WHAT IS BEING ASKED ▸
Omit all images. Transcribe the rest of the material below exactly.

DATASET EXTRACT ▸

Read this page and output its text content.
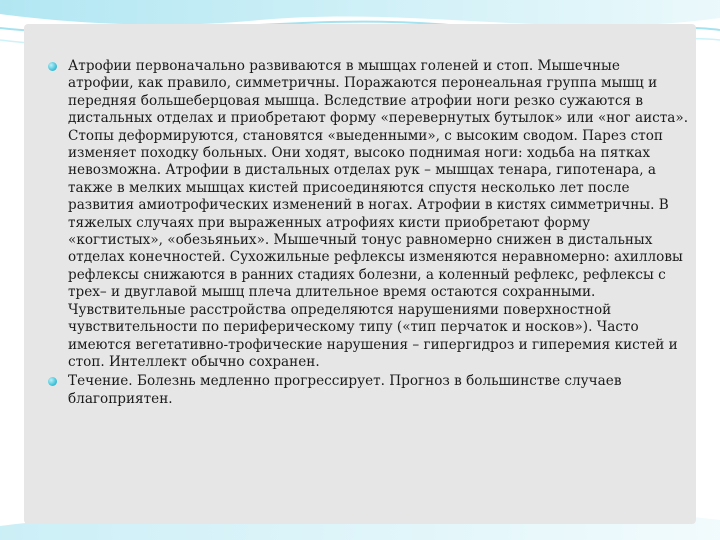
Атрофии первоначально развиваются в мышцах голеней и стоп. Мышечные атрофии, как правило, симметричны. Поражаются перонеальная группа мышц и передняя большеберцовая мышца. Вследствие атрофии ноги резко сужаются в дистальных отделах и приобретают форму «перевернутых бутылок» или «ног аиста». Стопы деформируются, становятся «выеденными», с высоким сводом. Парез стоп изменяет походку больных. Они ходят, высоко поднимая ноги: ходьба на пятках невозможна. Атрофии в дистальных отделах рук – мышцах тенара, гипотенара, а также в мелких мышцах кистей присоединяются спустя несколько лет после развития амиотрофических изменений в ногах. Атрофии в кистях симметричны. В тяжелых случаях при выраженных атрофиях кисти приобретают форму «когтистых», «обезьяньих». Мышечный тонус равномерно снижен в дистальных отделах конечностей. Сухожильные рефлексы изменяются неравномерно: ахилловы рефлексы снижаются в ранних стадиях болезни, а коленный рефлекс, рефлексы с трех– и двуглавой мышц плеча длительное время остаются сохранными. Чувствительные расстройства определяются нарушениями поверхностной чувствительности по периферическому типу («тип перчаток и носков»). Часто имеются вегетативно-трофические нарушения – гипергидроз и гиперемия кистей и стоп. Интеллект обычно сохранен.
Течение. Болезнь медленно прогрессирует. Прогноз в большинстве случаев благоприятен.
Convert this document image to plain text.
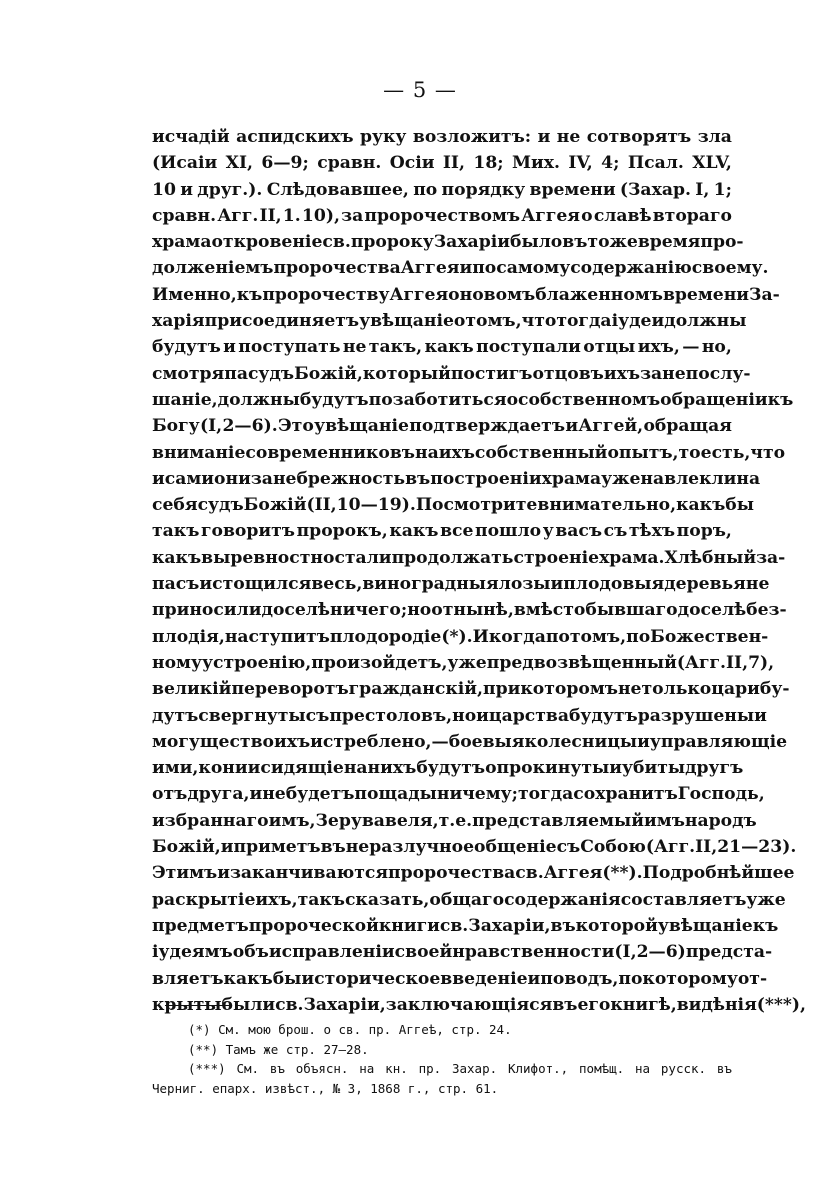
— 5 —
исчадій аспидскихъ руку возложитъ: и не сотворятъ зла
(Исаіи XI, 6—9; сравн. Осіи II, 18; Мих. IV, 4; Псал. XLV,
10 и друг.). Слѣдовавшее, по порядку времени (Захар. I, 1;
сравн. Агг. II, 1. 10), за пророчествомъ Аггея о славѣ втораго
храма откровеніе св. пророку Захаріи было въ тоже время про-
долженіемъ пророчества Аггея и по самому содержанію своему.
Именно, къ пророчеству Аггея о новомъ блаженномъ времени За-
харія присоединяетъ увѣщаніе о томъ, что тогда іудеи должны
будутъ и поступать не такъ, какъ поступали отцы ихъ, — но,
смотря па судъ Божій, который постигъ отцовъ ихъ за непослу-
шаніе, должны будутъ позаботиться о собственномъ обращеніи къ
Богу (I, 2—6). Это увѣщаніе подтверждаетъ и Аггей, обращая
вниманіе современниковъ на ихъ собственный опытъ, то есть, что
и сами они за небрежность въ построеніи храма уже навлекли на
себя судъ Божій (II, 10—19). Посмотрите внимательно, какъ бы
такъ говоритъ пророкъ, какъ все пошло у васъ съ тѣхъ поръ,
какъ вы ревностно стали продолжать строеніе храма. Хлѣбный за-
пасъ истощился весь, виноградныя лозы и плодовыя деревья не
приносили доселѣ ничего; но отнынѣ, вмѣсто бывшаго доселѣ без-
плодія, наступитъ плодородіе (*). И когда потомъ, по Божествен-
ному устроенію, произойдетъ, уже предвозвѣщенный (Агг. II, 7),
великій переворотъ гражданскій, при которомъ не только цари бу-
дутъ свергнуты съ престоловъ, но и царства будутъ разрушены и
могущество ихъ истреблено, — боевыя колесницы и управляющіе
ими, кони и сидящіе на нихъ будутъ опрокинуты и убиты другъ
отъ друга, и не будетъ пощады ничему; тогда сохранитъ Господь,
избраннаго имъ, Зерувавеля, т. е. представляемый имъ народъ
Божій, и приметъ въ неразлучное общеніе съ Собою (Агг. II, 21—23).
Этимъ и заканчиваются пророчества св. Аггея (**). Подробнѣйшее
раскрытіе ихъ, такъ сказать, общаго содержанія составляетъ уже
предметъ пророческой книги св. Захаріи, въ которой увѣщаніе къ
іудеямъ объ исправленіи своей нравственности (I, 2—6) предста-
вляетъ какъ бы историческое введеніе и поводъ, по которому от-
крыты были св. Захаріи, заключающіяся въ его книгѣ, видѣнія (***),
(*) См. мою брош. о св. пр. Аггеѣ, стр. 24.
(**) Тамъ же стр. 27—28.
(***) См. въ объясн. на кн. пр. Захар. Клифот., помѣщ. на русск. въ
Черниг. епарх. извѣст., № 3, 1868 г., стр. 61.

EXERCISE ANSWER ▸
Read this page and output its text content.
Атрофии первоначально развиваются в мышцах голеней и стоп. Мышечные атрофии, как правило, симметричны. Поражаются перонеальная группа мышц и передняя большеберцовая мышца. Вследствие атрофии ноги резко сужаются в дистальных отделах и приобретают форму «перевернутых бутылок» или «ног аиста». Стопы деформируются, становятся «выеденными», с высоким сводом. Парез стоп изменяет походку больных. Они ходят, высоко поднимая ноги: ходьба на пятках невозможна. Атрофии в дистальных отделах рук – мышцах тенара, гипотенара, а также в мелких мышцах кистей присоединяются спустя несколько лет после развития амиотрофических изменений в ногах. Атрофии в кистях симметричны. В тяжелых случаях при выраженных атрофиях кисти приобретают форму «когтистых», «обезьяньих». Мышечный тонус равномерно снижен в дистальных отделах конечностей. Сухожильные рефлексы изменяются неравномерно: ахилловы рефлексы снижаются в ранних стадиях болезни, а коленный рефлекс, рефлексы с трех– и двуглавой мышц плеча длительное время остаются сохранными. Чувствительные расстройства определяются нарушениями поверхностной чувствительности по периферическому типу («тип перчаток и носков»). Часто имеются вегетативно-трофические нарушения – гипергидроз и гиперемия кистей и стоп. Интеллект обычно сохранен.
Течение. Болезнь медленно прогрессирует. Прогноз в большинстве случаев благоприятен.
Convert this document image to plain text.
— 5 —
исчадій аспидскихъ руку возложитъ: и не сотворятъ зла
(Исаіи XI, 6—9; сравн. Осіи II, 18; Мих. IV, 4; Псал. XLV,
10 и друг.). Слѣдовавшее, по порядку времени (Захар. I, 1;
сравн. Агг. II, 1. 10), за пророчествомъ Аггея о славѣ втораго
храма откровеніе св. пророку Захаріи было въ тоже время про-
долженіемъ пророчества Аггея и по самому содержанію своему.
Именно, къ пророчеству Аггея о новомъ блаженномъ времени За-
харія присоединяетъ увѣщаніе о томъ, что тогда іудеи должны
будутъ и поступать не такъ, какъ поступали отцы ихъ, — но,
смотря па судъ Божій, который постигъ отцовъ ихъ за непослу-
шаніе, должны будутъ позаботиться о собственномъ обращеніи къ
Богу (I, 2—6). Это увѣщаніе подтверждаетъ и Аггей, обращая
вниманіе современниковъ на ихъ собственный опытъ, то есть, что
и сами они за небрежность въ построеніи храма уже навлекли на
себя судъ Божій (II, 10—19). Посмотрите внимательно, какъ бы
такъ говоритъ пророкъ, какъ все пошло у васъ съ тѣхъ поръ,
какъ вы ревностно стали продолжать строеніе храма. Хлѣбный за-
пасъ истощился весь, виноградныя лозы и плодовыя деревья не
приносили доселѣ ничего; но отнынѣ, вмѣсто бывшаго доселѣ без-
плодія, наступитъ плодородіе (*). И когда потомъ, по Божествен-
ному устроенію, произойдетъ, уже предвозвѣщенный (Агг. II, 7),
великій переворотъ гражданскій, при которомъ не только цари бу-
дутъ свергнуты съ престоловъ, но и царства будутъ разрушены и
могущество ихъ истреблено, — боевыя колесницы и управляющіе
ими, кони и сидящіе на нихъ будутъ опрокинуты и убиты другъ
отъ друга, и не будетъ пощады ничему; тогда сохранитъ Господь,
избраннаго имъ, Зерувавеля, т. е. представляемый имъ народъ
Божій, и приметъ въ неразлучное общеніе съ Собою (Агг. II, 21—23).
Этимъ и заканчиваются пророчества св. Аггея (**). Подробнѣйшее
раскрытіе ихъ, такъ сказать, общаго содержанія составляетъ уже
предметъ пророческой книги св. Захаріи, въ которой увѣщаніе къ
іудеямъ объ исправленіи своей нравственности (I, 2—6) предста-
вляетъ какъ бы историческое введеніе и поводъ, по которому от-
крыты были св. Захаріи, заключающіяся въ его книгѣ, видѣнія (***),
(*) См. мою брош. о св. пр. Аггеѣ, стр. 24.
(**) Тамъ же стр. 27—28.
(***) См. въ объясн. на кн. пр. Захар. Клифот., помѣщ. на русск. въ
Черниг. епарх. извѣст., № 3, 1868 г., стр. 61.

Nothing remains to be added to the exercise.